▶ [Set problem]:
Where a line of the material contains the string "page", copy that line.

▶ [Data listing]:
=-=-=
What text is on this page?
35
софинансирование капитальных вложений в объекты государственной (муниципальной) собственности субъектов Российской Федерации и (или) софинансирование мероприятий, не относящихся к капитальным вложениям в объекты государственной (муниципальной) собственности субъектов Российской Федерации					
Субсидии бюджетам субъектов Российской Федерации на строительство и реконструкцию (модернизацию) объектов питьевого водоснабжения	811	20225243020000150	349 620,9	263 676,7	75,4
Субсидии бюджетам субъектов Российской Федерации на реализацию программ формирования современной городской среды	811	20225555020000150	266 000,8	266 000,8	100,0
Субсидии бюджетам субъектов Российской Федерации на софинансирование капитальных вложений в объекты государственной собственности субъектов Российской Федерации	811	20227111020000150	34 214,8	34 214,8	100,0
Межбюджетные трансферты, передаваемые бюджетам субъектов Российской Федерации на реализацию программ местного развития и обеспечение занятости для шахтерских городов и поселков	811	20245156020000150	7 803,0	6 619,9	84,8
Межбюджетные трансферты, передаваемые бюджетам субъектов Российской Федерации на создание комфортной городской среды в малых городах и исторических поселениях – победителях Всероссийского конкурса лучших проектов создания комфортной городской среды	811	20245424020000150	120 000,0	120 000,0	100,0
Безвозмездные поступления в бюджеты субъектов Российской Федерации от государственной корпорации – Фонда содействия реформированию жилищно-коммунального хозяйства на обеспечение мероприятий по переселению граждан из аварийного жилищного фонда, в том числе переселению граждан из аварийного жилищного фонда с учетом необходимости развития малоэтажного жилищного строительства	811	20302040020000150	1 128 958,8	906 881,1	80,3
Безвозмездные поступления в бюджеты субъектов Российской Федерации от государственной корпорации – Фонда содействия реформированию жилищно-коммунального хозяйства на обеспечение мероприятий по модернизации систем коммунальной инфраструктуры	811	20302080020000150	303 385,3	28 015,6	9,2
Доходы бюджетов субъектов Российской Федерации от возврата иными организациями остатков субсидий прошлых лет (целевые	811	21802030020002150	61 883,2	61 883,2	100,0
=-=-=
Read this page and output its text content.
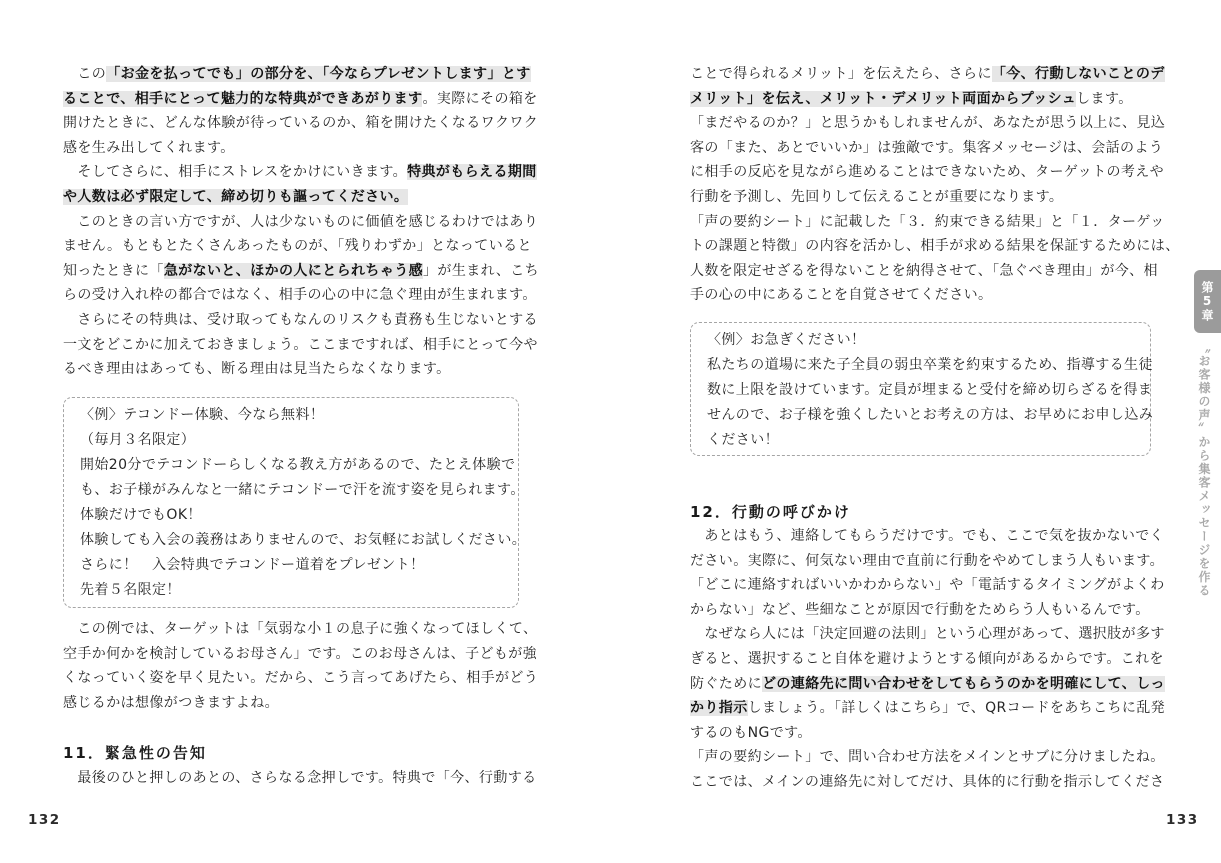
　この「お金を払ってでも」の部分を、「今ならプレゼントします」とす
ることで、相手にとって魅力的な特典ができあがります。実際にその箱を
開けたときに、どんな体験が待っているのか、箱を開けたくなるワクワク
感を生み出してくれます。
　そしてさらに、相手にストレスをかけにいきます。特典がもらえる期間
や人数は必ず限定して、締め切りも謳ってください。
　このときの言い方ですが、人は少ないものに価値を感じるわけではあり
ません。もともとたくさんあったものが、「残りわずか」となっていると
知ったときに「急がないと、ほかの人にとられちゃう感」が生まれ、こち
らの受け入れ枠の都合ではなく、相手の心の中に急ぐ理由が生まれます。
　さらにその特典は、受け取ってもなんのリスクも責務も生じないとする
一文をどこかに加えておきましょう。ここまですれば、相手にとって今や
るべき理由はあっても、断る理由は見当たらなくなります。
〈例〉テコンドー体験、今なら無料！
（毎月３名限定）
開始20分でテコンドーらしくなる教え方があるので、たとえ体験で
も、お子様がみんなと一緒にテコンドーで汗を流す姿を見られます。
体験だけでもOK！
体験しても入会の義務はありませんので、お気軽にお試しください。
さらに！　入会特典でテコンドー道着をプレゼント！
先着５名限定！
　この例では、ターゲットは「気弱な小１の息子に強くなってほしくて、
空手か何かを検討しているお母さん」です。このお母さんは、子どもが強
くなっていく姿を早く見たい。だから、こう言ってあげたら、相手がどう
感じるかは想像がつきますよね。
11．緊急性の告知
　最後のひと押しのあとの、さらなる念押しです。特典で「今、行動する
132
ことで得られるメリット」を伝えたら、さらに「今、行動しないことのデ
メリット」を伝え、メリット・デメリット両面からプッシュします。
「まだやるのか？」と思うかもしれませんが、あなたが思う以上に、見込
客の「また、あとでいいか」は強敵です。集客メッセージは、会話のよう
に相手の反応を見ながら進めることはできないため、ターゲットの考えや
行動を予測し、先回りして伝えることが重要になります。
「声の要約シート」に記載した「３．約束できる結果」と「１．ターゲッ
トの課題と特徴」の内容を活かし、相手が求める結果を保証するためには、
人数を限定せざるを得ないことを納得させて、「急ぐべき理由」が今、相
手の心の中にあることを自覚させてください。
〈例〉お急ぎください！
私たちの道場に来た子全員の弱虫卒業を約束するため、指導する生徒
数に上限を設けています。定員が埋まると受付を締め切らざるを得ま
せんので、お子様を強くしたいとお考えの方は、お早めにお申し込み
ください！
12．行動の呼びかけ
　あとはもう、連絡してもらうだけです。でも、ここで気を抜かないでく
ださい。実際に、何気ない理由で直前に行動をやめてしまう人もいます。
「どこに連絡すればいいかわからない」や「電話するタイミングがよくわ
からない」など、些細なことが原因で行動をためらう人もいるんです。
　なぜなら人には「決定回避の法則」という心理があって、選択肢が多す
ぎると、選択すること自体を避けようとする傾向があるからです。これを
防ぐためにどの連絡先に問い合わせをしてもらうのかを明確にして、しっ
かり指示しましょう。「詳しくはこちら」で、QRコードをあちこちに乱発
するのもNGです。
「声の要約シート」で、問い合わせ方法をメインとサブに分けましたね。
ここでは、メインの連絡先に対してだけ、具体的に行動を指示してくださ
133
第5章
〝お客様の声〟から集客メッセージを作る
=-=-=
▶ [Result of the task]:
What text is on this page?
Read this page and output its text content.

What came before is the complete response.